-- PROBLEM STATEMENT --
Count the lines below that contain the word "data", and give only that number.

-- EXCERPTED RECORDS --
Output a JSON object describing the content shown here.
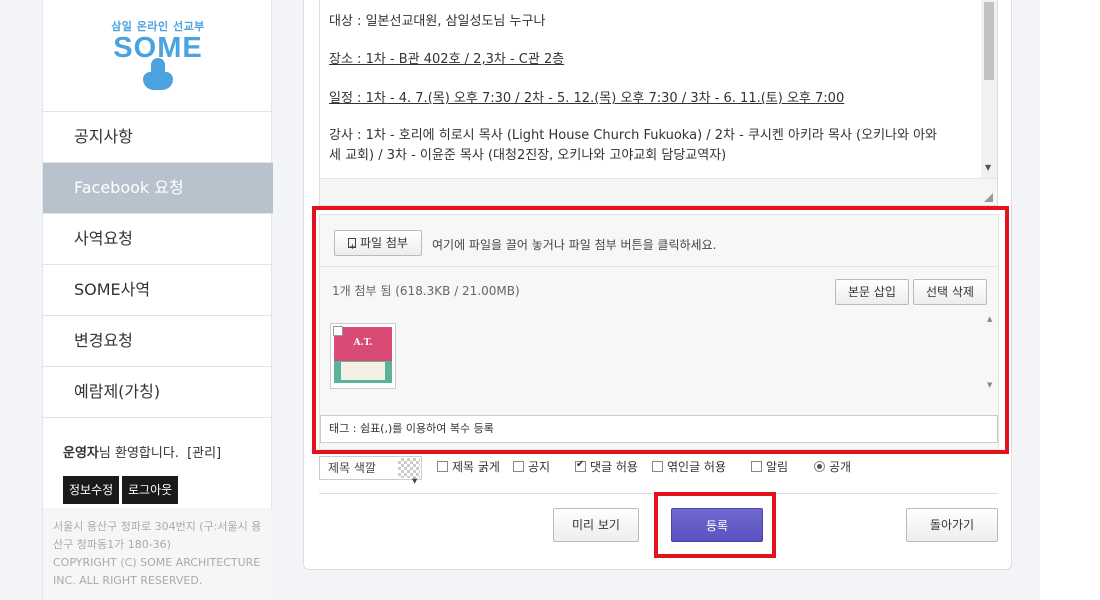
{
  "logo": {
    "subtitle": "삼일 온라인 선교부",
    "title": "SOME"
  },
  "nav": {
    "items": [
      {
        "label": "공지사항"
      },
      {
        "label": "Facebook 요청",
        "active": true
      },
      {
        "label": "사역요청"
      },
      {
        "label": "SOME사역"
      },
      {
        "label": "변경요청"
      },
      {
        "label": "예람제(가칭)"
      }
    ]
  },
  "user": {
    "name": "운영자",
    "greeting": "님 환영합니다.",
    "admin_link": "[관리]",
    "edit_info": "정보수정",
    "logout": "로그아웃"
  },
  "footer": {
    "address": "서울시 용산구 청파로 304번지 (구:서울시 용산구 청파동1가 180-36)",
    "copyright": "COPYRIGHT (C) SOME ARCHITECTURE INC. ALL RIGHT RESERVED."
  },
  "editor": {
    "lines": [
      {
        "text": "대상 : 일본선교대원, 삼일성도님 누구나",
        "underline": false
      },
      {
        "text": "장소 : 1차 - B관 402호 / 2,3차 - C관 2층 ",
        "underline": true
      },
      {
        "text": "일정 : 1차 - 4. 7.(목) 오후 7:30 / 2차 - 5. 12.(목) 오후 7:30 / 3차 - 6. 11.(토) 오후 7:00 ",
        "underline": true
      },
      {
        "text": "강사 : 1차 - 호리에 히로시 목사 (Light House Church Fukuoka) / 2차 - 쿠시켄 아키라 목사 (오키나와 아와",
        "underline": false
      },
      {
        "text": "세 교회) / 3차 - 이윤준 목사 (대청2진장, 오키나와 고야교회 담당교역자)",
        "underline": false
      }
    ]
  },
  "attach": {
    "file_button": "파일 첨부",
    "drop_hint": "여기에 파일을 끌어 놓거나 파일 첨부 버튼을 클릭하세요.",
    "count_text": "1개 첨부 됨 (618.3KB / 21.00MB)",
    "insert_button": "본문 삽입",
    "delete_button": "선택 삭제",
    "thumbnail_text": "A.T.",
    "tag_placeholder": "태그 : 쉼표(,)를 이용하여 복수 등록"
  },
  "options": {
    "title_color_label": "제목 색깔",
    "items": [
      {
        "label": "제목 굵게",
        "type": "checkbox",
        "checked": false
      },
      {
        "label": "공지",
        "type": "checkbox",
        "checked": false
      },
      {
        "label": "댓글 허용",
        "type": "checkbox",
        "checked": true
      },
      {
        "label": "엮인글 허용",
        "type": "checkbox",
        "checked": false
      },
      {
        "label": "알림",
        "type": "checkbox",
        "checked": false
      },
      {
        "label": "공개",
        "type": "radio",
        "checked": true
      }
    ]
  },
  "actions": {
    "preview": "미리 보기",
    "submit": "등록",
    "back": "돌아가기"
  },
  "colors": {
    "accent": "#5a52bf",
    "nav_active": "#b8c2cc",
    "annotation": "#e3121c",
    "brand": "#4aa3df"
  }
}
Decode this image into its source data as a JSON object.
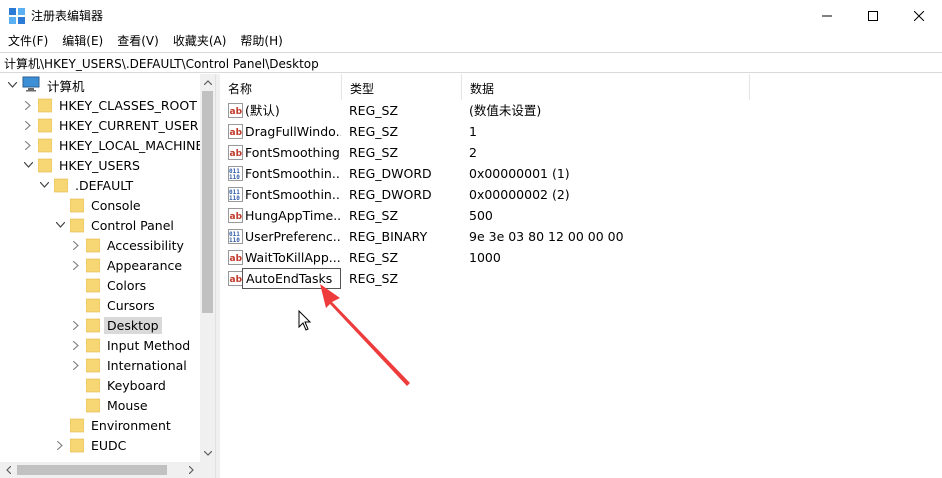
{
  "window": {
    "title": "注册表编辑器",
    "controls": {
      "minimize": "—",
      "maximize": "☐",
      "close": "✕"
    }
  },
  "menu": [
    "文件(F)",
    "编辑(E)",
    "查看(V)",
    "收藏夹(A)",
    "帮助(H)"
  ],
  "address": "计算机\\HKEY_USERS\\.DEFAULT\\Control Panel\\Desktop",
  "tree": [
    {
      "label": "计算机",
      "level": 0,
      "expander": "open",
      "icon": "computer"
    },
    {
      "label": "HKEY_CLASSES_ROOT",
      "level": 1,
      "expander": "closed"
    },
    {
      "label": "HKEY_CURRENT_USER",
      "level": 1,
      "expander": "closed"
    },
    {
      "label": "HKEY_LOCAL_MACHINE",
      "level": 1,
      "expander": "closed"
    },
    {
      "label": "HKEY_USERS",
      "level": 1,
      "expander": "open"
    },
    {
      "label": ".DEFAULT",
      "level": 2,
      "expander": "open"
    },
    {
      "label": "Console",
      "level": 3,
      "expander": "none"
    },
    {
      "label": "Control Panel",
      "level": 3,
      "expander": "open"
    },
    {
      "label": "Accessibility",
      "level": 4,
      "expander": "closed"
    },
    {
      "label": "Appearance",
      "level": 4,
      "expander": "closed"
    },
    {
      "label": "Colors",
      "level": 4,
      "expander": "none"
    },
    {
      "label": "Cursors",
      "level": 4,
      "expander": "none"
    },
    {
      "label": "Desktop",
      "level": 4,
      "expander": "closed",
      "selected": true
    },
    {
      "label": "Input Method",
      "level": 4,
      "expander": "closed"
    },
    {
      "label": "International",
      "level": 4,
      "expander": "closed"
    },
    {
      "label": "Keyboard",
      "level": 4,
      "expander": "none"
    },
    {
      "label": "Mouse",
      "level": 4,
      "expander": "none"
    },
    {
      "label": "Environment",
      "level": 3,
      "expander": "none"
    },
    {
      "label": "EUDC",
      "level": 3,
      "expander": "closed"
    }
  ],
  "columns": {
    "name": "名称",
    "type": "类型",
    "data": "数据"
  },
  "values": [
    {
      "name": "(默认)",
      "type": "REG_SZ",
      "data": "(数值未设置)",
      "icon": "string"
    },
    {
      "name": "DragFullWindo...",
      "type": "REG_SZ",
      "data": "1",
      "icon": "string"
    },
    {
      "name": "FontSmoothing",
      "type": "REG_SZ",
      "data": "2",
      "icon": "string"
    },
    {
      "name": "FontSmoothin...",
      "type": "REG_DWORD",
      "data": "0x00000001 (1)",
      "icon": "binary"
    },
    {
      "name": "FontSmoothin...",
      "type": "REG_DWORD",
      "data": "0x00000002 (2)",
      "icon": "binary"
    },
    {
      "name": "HungAppTime...",
      "type": "REG_SZ",
      "data": "500",
      "icon": "string"
    },
    {
      "name": "UserPreferenc...",
      "type": "REG_BINARY",
      "data": "9e 3e 03 80 12 00 00 00",
      "icon": "binary"
    },
    {
      "name": "WaitToKillApp...",
      "type": "REG_SZ",
      "data": "1000",
      "icon": "string"
    },
    {
      "name": "",
      "type": "REG_SZ",
      "data": "",
      "icon": "string"
    }
  ],
  "rename_value": "AutoEndTasks",
  "colors": {
    "arrow": "#ee3b3b",
    "selection": "#d9d9d9",
    "folder": "#f7d774",
    "string_icon": "#c0392b",
    "binary_icon": "#2f5ea8"
  }
}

-- ANSWER FOR THIS EXERCISE --
11